## Begin

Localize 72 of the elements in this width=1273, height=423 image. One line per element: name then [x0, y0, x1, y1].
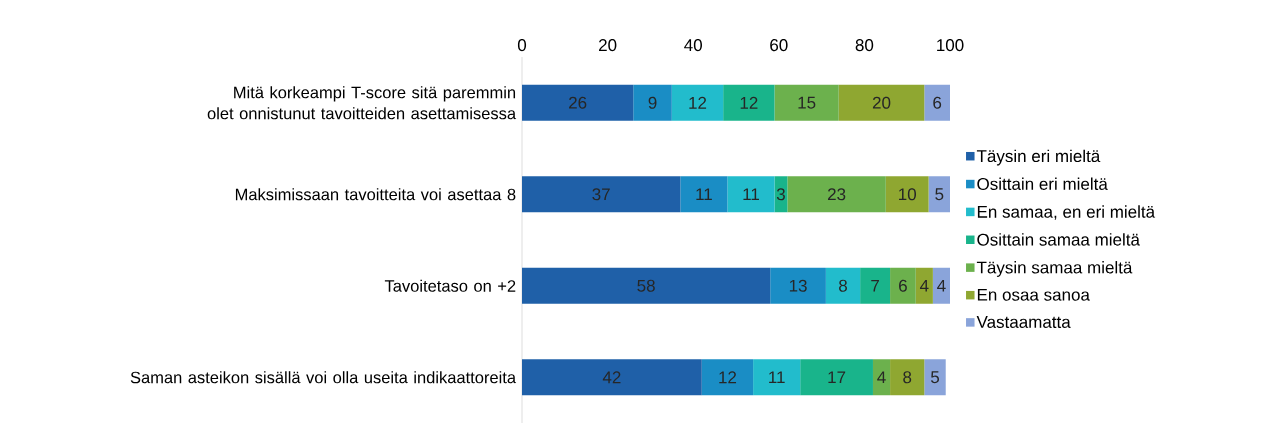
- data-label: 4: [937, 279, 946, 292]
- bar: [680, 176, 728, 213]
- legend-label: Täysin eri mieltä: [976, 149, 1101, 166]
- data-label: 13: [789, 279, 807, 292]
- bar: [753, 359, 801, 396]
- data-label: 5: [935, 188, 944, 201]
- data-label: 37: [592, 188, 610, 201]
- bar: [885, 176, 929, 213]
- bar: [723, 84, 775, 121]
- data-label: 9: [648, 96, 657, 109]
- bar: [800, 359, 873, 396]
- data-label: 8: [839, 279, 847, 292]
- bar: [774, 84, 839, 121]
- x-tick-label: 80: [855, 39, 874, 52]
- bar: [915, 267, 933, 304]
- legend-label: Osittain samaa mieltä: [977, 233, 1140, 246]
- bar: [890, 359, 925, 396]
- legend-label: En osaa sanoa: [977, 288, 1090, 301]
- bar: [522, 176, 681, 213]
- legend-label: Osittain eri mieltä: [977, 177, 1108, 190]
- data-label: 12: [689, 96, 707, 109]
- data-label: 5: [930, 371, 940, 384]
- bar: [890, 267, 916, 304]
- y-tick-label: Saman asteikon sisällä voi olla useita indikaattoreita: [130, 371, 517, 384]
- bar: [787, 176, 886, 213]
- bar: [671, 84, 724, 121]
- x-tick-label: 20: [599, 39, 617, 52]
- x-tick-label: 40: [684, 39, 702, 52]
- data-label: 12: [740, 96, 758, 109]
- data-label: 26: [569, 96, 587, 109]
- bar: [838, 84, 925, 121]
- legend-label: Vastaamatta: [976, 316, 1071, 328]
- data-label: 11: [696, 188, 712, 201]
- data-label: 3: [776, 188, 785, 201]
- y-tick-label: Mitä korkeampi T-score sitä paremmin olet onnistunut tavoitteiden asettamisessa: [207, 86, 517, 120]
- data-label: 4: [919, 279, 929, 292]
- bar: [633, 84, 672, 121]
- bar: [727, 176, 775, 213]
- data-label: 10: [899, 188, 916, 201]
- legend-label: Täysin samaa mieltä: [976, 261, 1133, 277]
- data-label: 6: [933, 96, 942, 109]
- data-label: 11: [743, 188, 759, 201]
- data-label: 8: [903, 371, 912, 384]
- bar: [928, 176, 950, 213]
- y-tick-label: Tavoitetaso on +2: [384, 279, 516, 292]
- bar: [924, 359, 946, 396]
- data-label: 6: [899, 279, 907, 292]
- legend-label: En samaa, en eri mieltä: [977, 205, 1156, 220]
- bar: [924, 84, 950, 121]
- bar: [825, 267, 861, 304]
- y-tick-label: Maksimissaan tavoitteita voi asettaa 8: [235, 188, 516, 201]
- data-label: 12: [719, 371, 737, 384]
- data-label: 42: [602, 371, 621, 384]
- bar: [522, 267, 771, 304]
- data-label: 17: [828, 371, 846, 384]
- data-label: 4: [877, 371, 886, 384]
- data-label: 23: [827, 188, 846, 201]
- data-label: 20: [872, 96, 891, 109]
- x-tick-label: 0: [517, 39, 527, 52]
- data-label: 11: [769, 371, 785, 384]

## End

▶ The problem:
Convert the lines of the material, starting at the line that contains "- data-label: 4: [937, 279, 946, 292]" and ending at the line that contains "- data-label: 12: [689, 96, 707, 109]", into a JSON list of strings with one string per line, omitting any blank lines.

▶ Result below:
[
  "- data-label: 4: [937, 279, 946, 292]",
  "- bar: [680, 176, 728, 213]",
  "- legend-label: Täysin eri mieltä: [976, 149, 1101, 166]",
  "- data-label: 13: [789, 279, 807, 292]",
  "- bar: [753, 359, 801, 396]",
  "- data-label: 5: [935, 188, 944, 201]",
  "- data-label: 37: [592, 188, 610, 201]",
  "- bar: [885, 176, 929, 213]",
  "- bar: [723, 84, 775, 121]",
  "- data-label: 9: [648, 96, 657, 109]",
  "- bar: [800, 359, 873, 396]",
  "- data-label: 8: [839, 279, 847, 292]",
  "- bar: [774, 84, 839, 121]",
  "- x-tick-label: 80: [855, 39, 874, 52]",
  "- bar: [915, 267, 933, 304]",
  "- legend-label: Osittain samaa mieltä: [977, 233, 1140, 246]",
  "- bar: [890, 359, 925, 396]",
  "- legend-label: En osaa sanoa: [977, 288, 1090, 301]",
  "- bar: [522, 176, 681, 213]",
  "- legend-label: Osittain eri mieltä: [977, 177, 1108, 190]",
  "- data-label: 12: [689, 96, 707, 109]"
]